--- Start of Record extracts ---

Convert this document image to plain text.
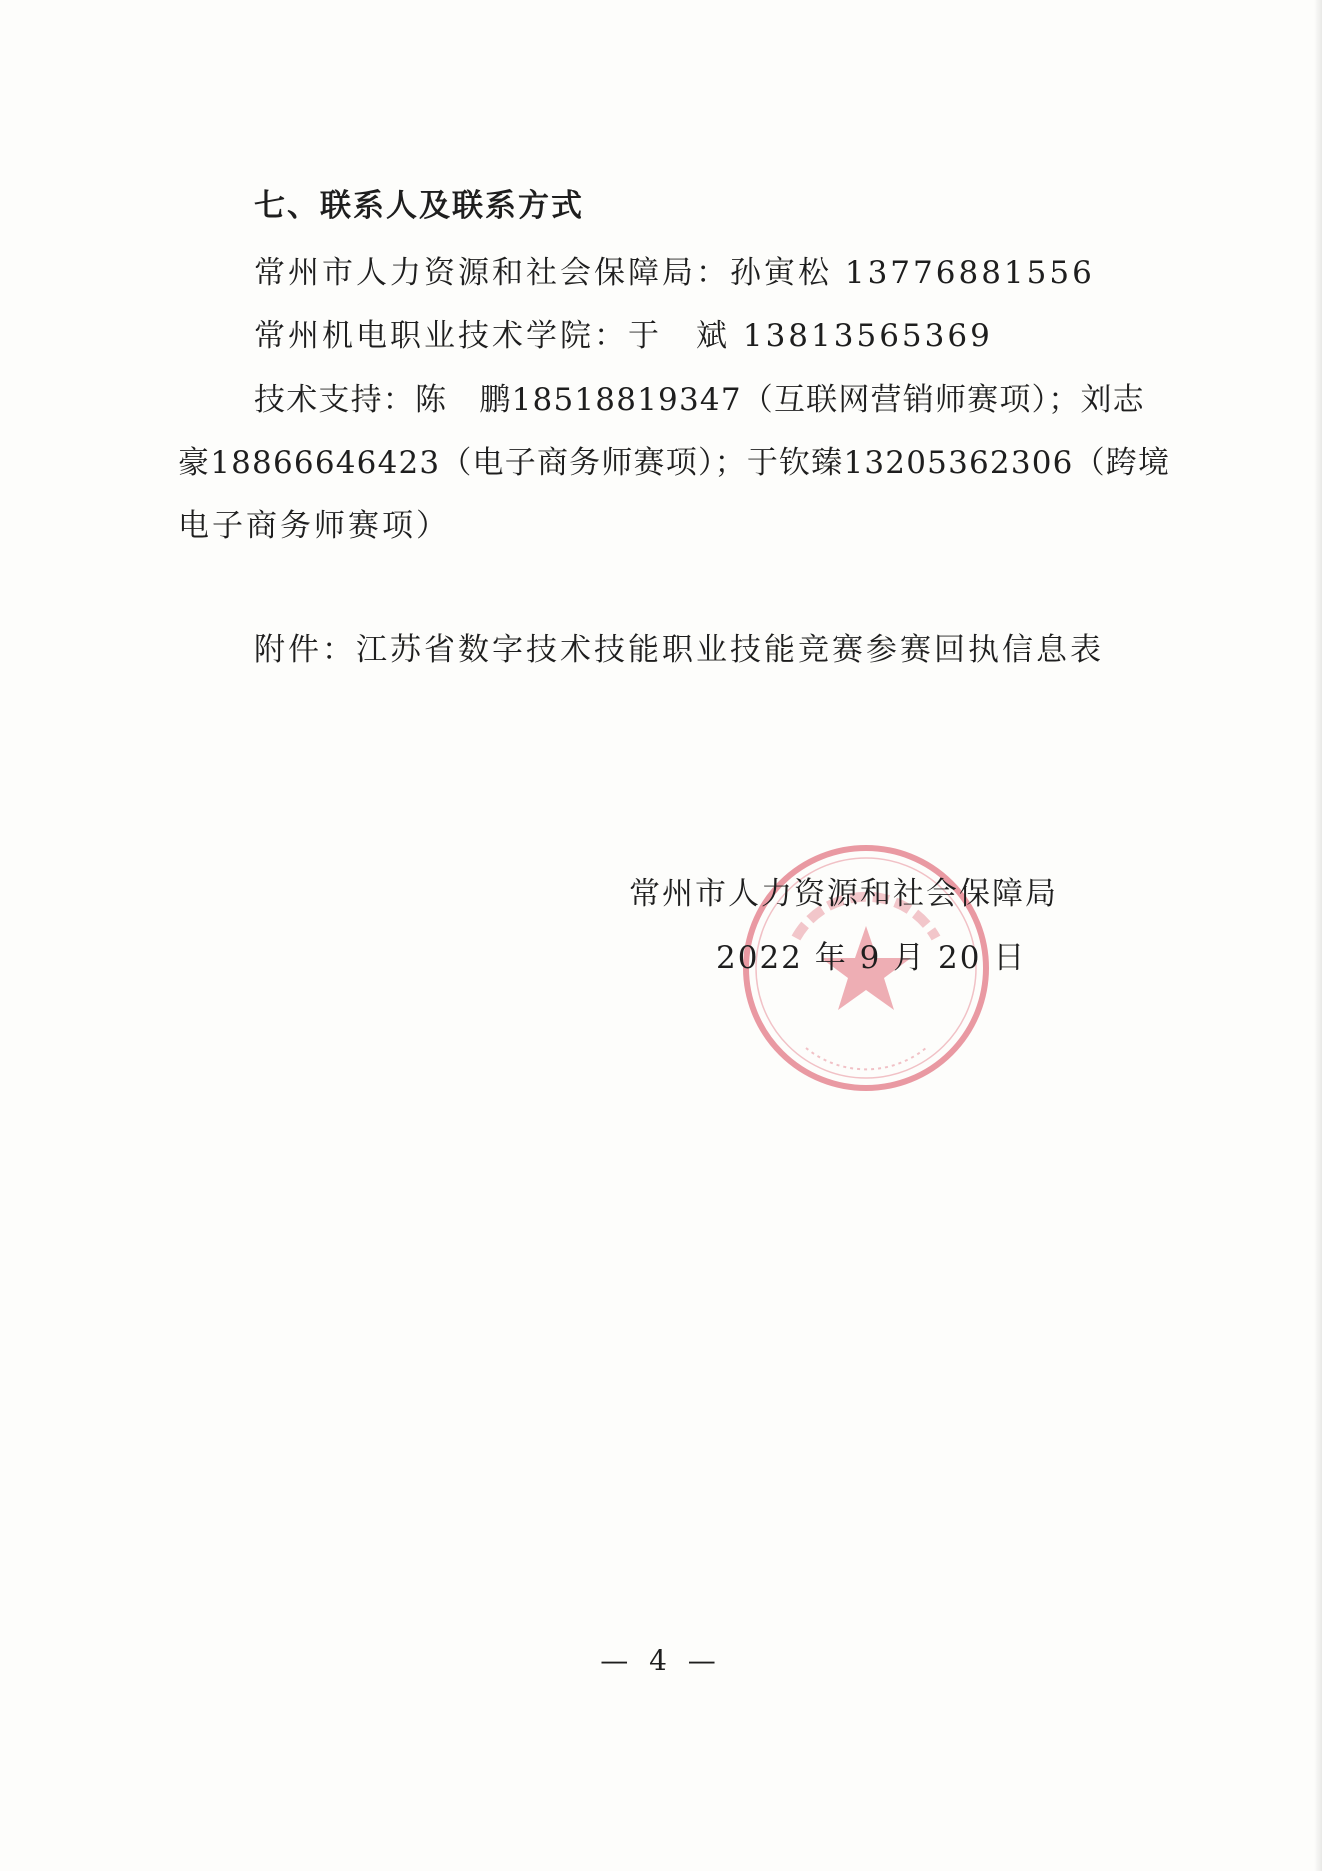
七、联系人及联系方式
常州市人力资源和社会保障局：孙寅松 13776881556
常州机电职业技术学院：于　斌 13813565369
技术支持：陈　鹏18518819347（互联网营销师赛项）；刘志
豪18866646423（电子商务师赛项）；于钦臻13205362306（跨境
电子商务师赛项）
附件：江苏省数字技术技能职业技能竞赛参赛回执信息表
常州市人力资源和社会保障局
2022 年 9 月 20 日
— 4 —
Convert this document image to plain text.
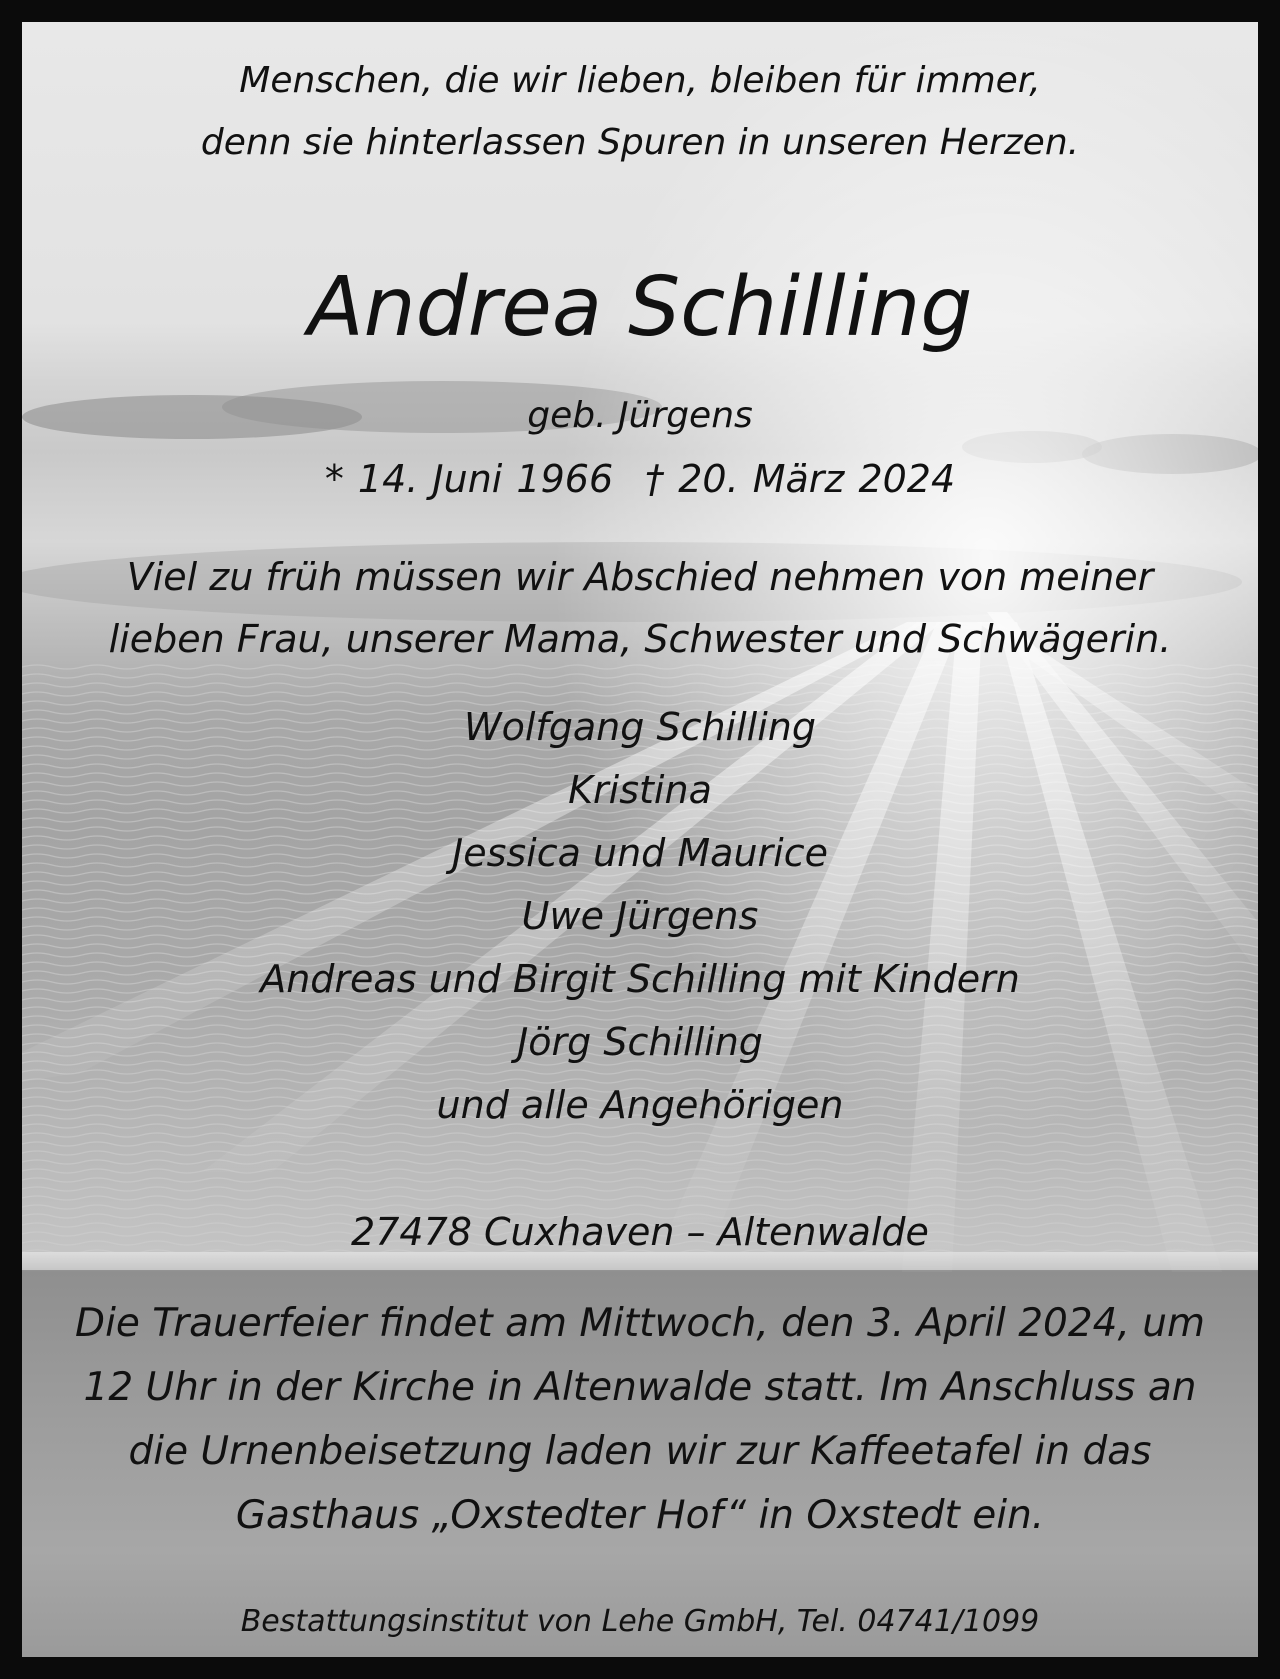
Menschen, die wir lieben, bleiben für immer,
denn sie hinterlassen Spuren in unseren Herzen.
Andrea Schilling
geb. Jürgens
* 14. Juni 1966 † 20. März 2024
Viel zu früh müssen wir Abschied nehmen von meiner
lieben Frau, unserer Mama, Schwester und Schwägerin.
Wolfgang Schilling
Kristina
Jessica und Maurice
Uwe Jürgens
Andreas und Birgit Schilling mit Kindern
Jörg Schilling
und alle Angehörigen
27478 Cuxhaven – Altenwalde
Die Trauerfeier findet am Mittwoch, den 3. April 2024, um
12 Uhr in der Kirche in Altenwalde statt. Im Anschluss an
die Urnenbeisetzung laden wir zur Kaffeetafel in das
Gasthaus „Oxstedter Hof“ in Oxstedt ein.
Bestattungsinstitut von Lehe GmbH, Tel. 04741/1099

--- End of Record extracts ---

## Problem requirements
Set down all the entries exactly as they appear, but skip any pictures.

## Answer for this exercise
Convert this document image to plain text.
七、联系人及联系方式
常州市人力资源和社会保障局：孙寅松 13776881556
常州机电职业技术学院：于　斌 13813565369
技术支持：陈　鹏18518819347（互联网营销师赛项）；刘志
豪18866646423（电子商务师赛项）；于钦臻13205362306（跨境
电子商务师赛项）
附件：江苏省数字技术技能职业技能竞赛参赛回执信息表
常州市人力资源和社会保障局
2022 年 9 月 20 日
— 4 —
Convert this document image to plain text.
Menschen, die wir lieben, bleiben für immer,
denn sie hinterlassen Spuren in unseren Herzen.
Andrea Schilling
geb. Jürgens
* 14. Juni 1966 † 20. März 2024
Viel zu früh müssen wir Abschied nehmen von meiner
lieben Frau, unserer Mama, Schwester und Schwägerin.
Wolfgang Schilling
Kristina
Jessica und Maurice
Uwe Jürgens
Andreas und Birgit Schilling mit Kindern
Jörg Schilling
und alle Angehörigen
27478 Cuxhaven – Altenwalde
Die Trauerfeier findet am Mittwoch, den 3. April 2024, um
12 Uhr in der Kirche in Altenwalde statt. Im Anschluss an
die Urnenbeisetzung laden wir zur Kaffeetafel in das
Gasthaus „Oxstedter Hof“ in Oxstedt ein.
Bestattungsinstitut von Lehe GmbH, Tel. 04741/1099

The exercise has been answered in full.